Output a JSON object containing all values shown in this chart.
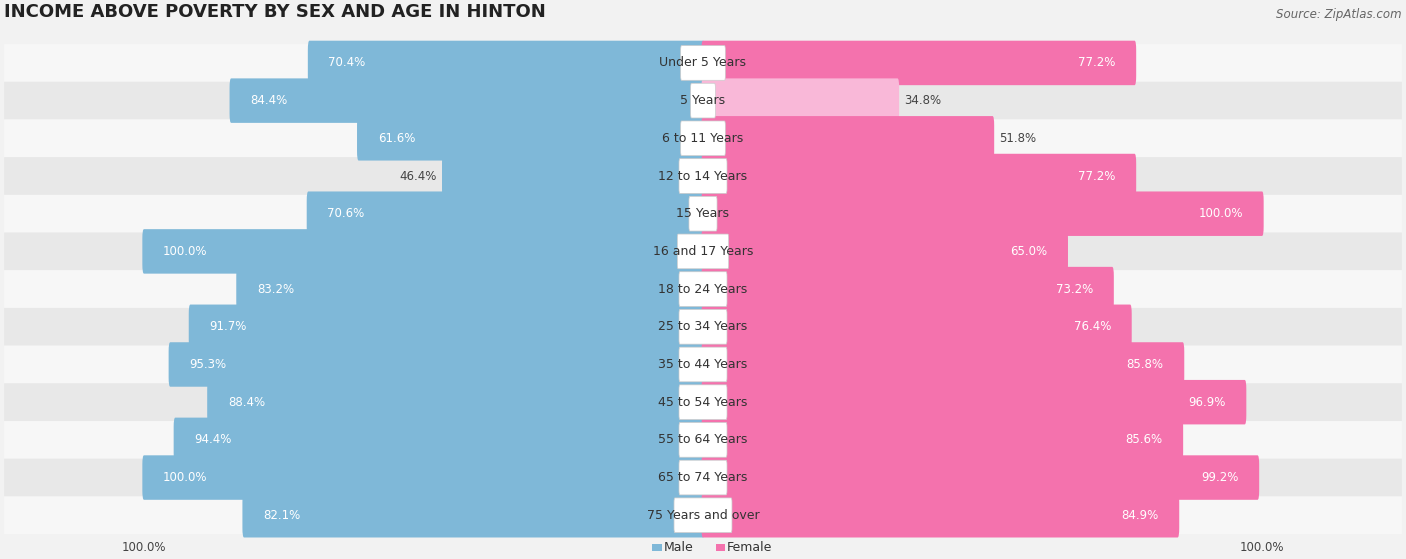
{
  "title": "INCOME ABOVE POVERTY BY SEX AND AGE IN HINTON",
  "source": "Source: ZipAtlas.com",
  "categories": [
    "Under 5 Years",
    "5 Years",
    "6 to 11 Years",
    "12 to 14 Years",
    "15 Years",
    "16 and 17 Years",
    "18 to 24 Years",
    "25 to 34 Years",
    "35 to 44 Years",
    "45 to 54 Years",
    "55 to 64 Years",
    "65 to 74 Years",
    "75 Years and over"
  ],
  "male_values": [
    70.4,
    84.4,
    61.6,
    46.4,
    70.6,
    100.0,
    83.2,
    91.7,
    95.3,
    88.4,
    94.4,
    100.0,
    82.1
  ],
  "female_values": [
    77.2,
    34.8,
    51.8,
    77.2,
    100.0,
    65.0,
    73.2,
    76.4,
    85.8,
    96.9,
    85.6,
    99.2,
    84.9
  ],
  "male_color": "#7fb8d8",
  "female_color": "#f472ad",
  "female_color_light": "#f9b8d8",
  "bg_color": "#f2f2f2",
  "row_bg_even": "#f7f7f7",
  "row_bg_odd": "#e8e8e8",
  "max_value": 100.0,
  "legend_male": "Male",
  "legend_female": "Female",
  "title_fontsize": 13,
  "label_fontsize": 9,
  "value_fontsize": 8.5,
  "source_fontsize": 8.5
}
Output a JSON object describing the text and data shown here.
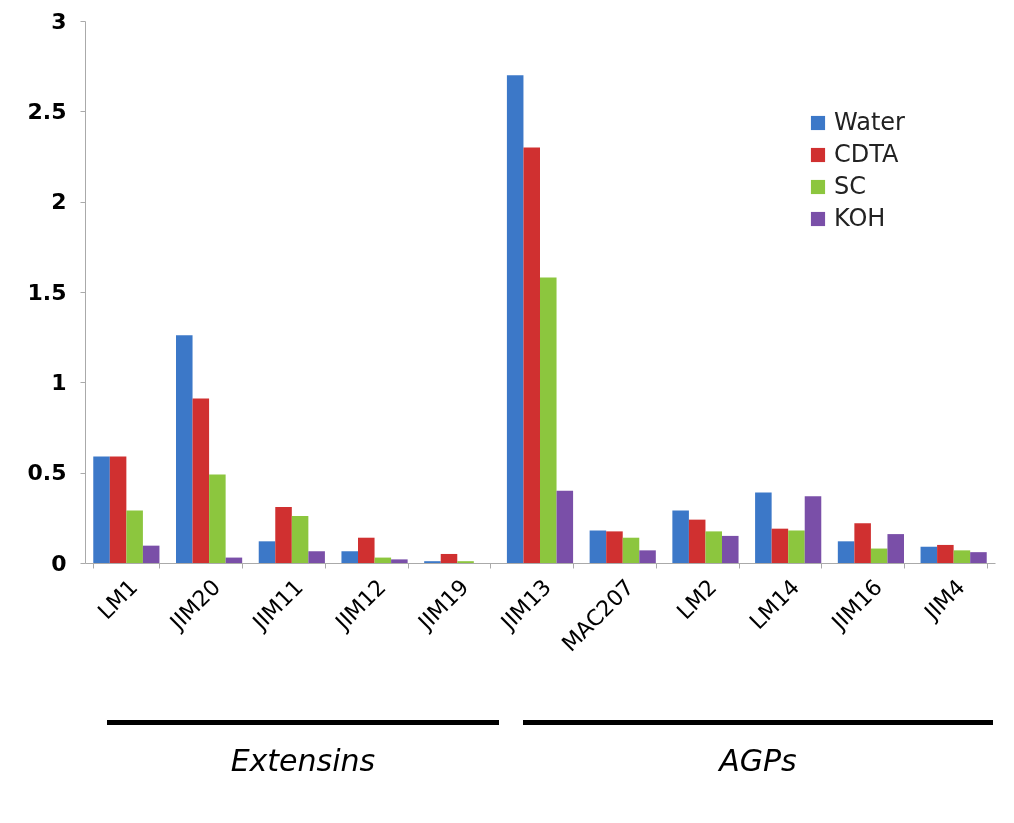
{
  "chart_data": {
    "type": "bar",
    "categories": [
      "LM1",
      "JIM20",
      "JIM11",
      "JIM12",
      "JIM19",
      "JIM13",
      "MAC207",
      "LM2",
      "LM14",
      "JIM16",
      "JIM4"
    ],
    "series": [
      {
        "name": "Water",
        "color": "#3c78c8",
        "values": [
          0.59,
          1.26,
          0.12,
          0.065,
          0.01,
          2.7,
          0.18,
          0.29,
          0.39,
          0.12,
          0.09
        ]
      },
      {
        "name": "CDTA",
        "color": "#d03030",
        "values": [
          0.59,
          0.91,
          0.31,
          0.14,
          0.05,
          2.3,
          0.175,
          0.24,
          0.19,
          0.22,
          0.1
        ]
      },
      {
        "name": "SC",
        "color": "#8cc63e",
        "values": [
          0.29,
          0.49,
          0.26,
          0.03,
          0.01,
          1.58,
          0.14,
          0.175,
          0.18,
          0.08,
          0.07
        ]
      },
      {
        "name": "KOH",
        "color": "#7a4fa8",
        "values": [
          0.096,
          0.03,
          0.065,
          0.02,
          0,
          0.4,
          0.07,
          0.15,
          0.37,
          0.16,
          0.06
        ]
      }
    ],
    "ylim": [
      0,
      3
    ],
    "yticks": [
      0,
      0.5,
      1,
      1.5,
      2,
      2.5,
      3
    ],
    "legend": "top right",
    "annotations": [
      "Extensins",
      "AGPs"
    ]
  }
}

+--

* _What to produce_
Produce an exact copy of each line of data, skipping embedded images.

* _Solution below_
Output a JSON object containing all values shown in this chart.
{
  "title": "INCOME ABOVE POVERTY BY SEX AND AGE IN HINTON",
  "source": "Source: ZipAtlas.com",
  "categories": [
    "Under 5 Years",
    "5 Years",
    "6 to 11 Years",
    "12 to 14 Years",
    "15 Years",
    "16 and 17 Years",
    "18 to 24 Years",
    "25 to 34 Years",
    "35 to 44 Years",
    "45 to 54 Years",
    "55 to 64 Years",
    "65 to 74 Years",
    "75 Years and over"
  ],
  "male_values": [
    70.4,
    84.4,
    61.6,
    46.4,
    70.6,
    100.0,
    83.2,
    91.7,
    95.3,
    88.4,
    94.4,
    100.0,
    82.1
  ],
  "female_values": [
    77.2,
    34.8,
    51.8,
    77.2,
    100.0,
    65.0,
    73.2,
    76.4,
    85.8,
    96.9,
    85.6,
    99.2,
    84.9
  ],
  "male_color": "#7fb8d8",
  "female_color": "#f472ad",
  "female_color_light": "#f9b8d8",
  "bg_color": "#f2f2f2",
  "row_bg_even": "#f7f7f7",
  "row_bg_odd": "#e8e8e8",
  "max_value": 100.0,
  "legend_male": "Male",
  "legend_female": "Female",
  "title_fontsize": 13,
  "label_fontsize": 9,
  "value_fontsize": 8.5,
  "source_fontsize": 8.5
}
Output a JSON object describing the text and data shown here.
{
  "chart_data": {
    "type": "bar",
    "categories": [
      "LM1",
      "JIM20",
      "JIM11",
      "JIM12",
      "JIM19",
      "JIM13",
      "MAC207",
      "LM2",
      "LM14",
      "JIM16",
      "JIM4"
    ],
    "series": [
      {
        "name": "Water",
        "color": "#3c78c8",
        "values": [
          0.59,
          1.26,
          0.12,
          0.065,
          0.01,
          2.7,
          0.18,
          0.29,
          0.39,
          0.12,
          0.09
        ]
      },
      {
        "name": "CDTA",
        "color": "#d03030",
        "values": [
          0.59,
          0.91,
          0.31,
          0.14,
          0.05,
          2.3,
          0.175,
          0.24,
          0.19,
          0.22,
          0.1
        ]
      },
      {
        "name": "SC",
        "color": "#8cc63e",
        "values": [
          0.29,
          0.49,
          0.26,
          0.03,
          0.01,
          1.58,
          0.14,
          0.175,
          0.18,
          0.08,
          0.07
        ]
      },
      {
        "name": "KOH",
        "color": "#7a4fa8",
        "values": [
          0.096,
          0.03,
          0.065,
          0.02,
          0,
          0.4,
          0.07,
          0.15,
          0.37,
          0.16,
          0.06
        ]
      }
    ],
    "ylim": [
      0,
      3
    ],
    "yticks": [
      0,
      0.5,
      1,
      1.5,
      2,
      2.5,
      3
    ],
    "legend": "top right",
    "annotations": [
      "Extensins",
      "AGPs"
    ]
  }
}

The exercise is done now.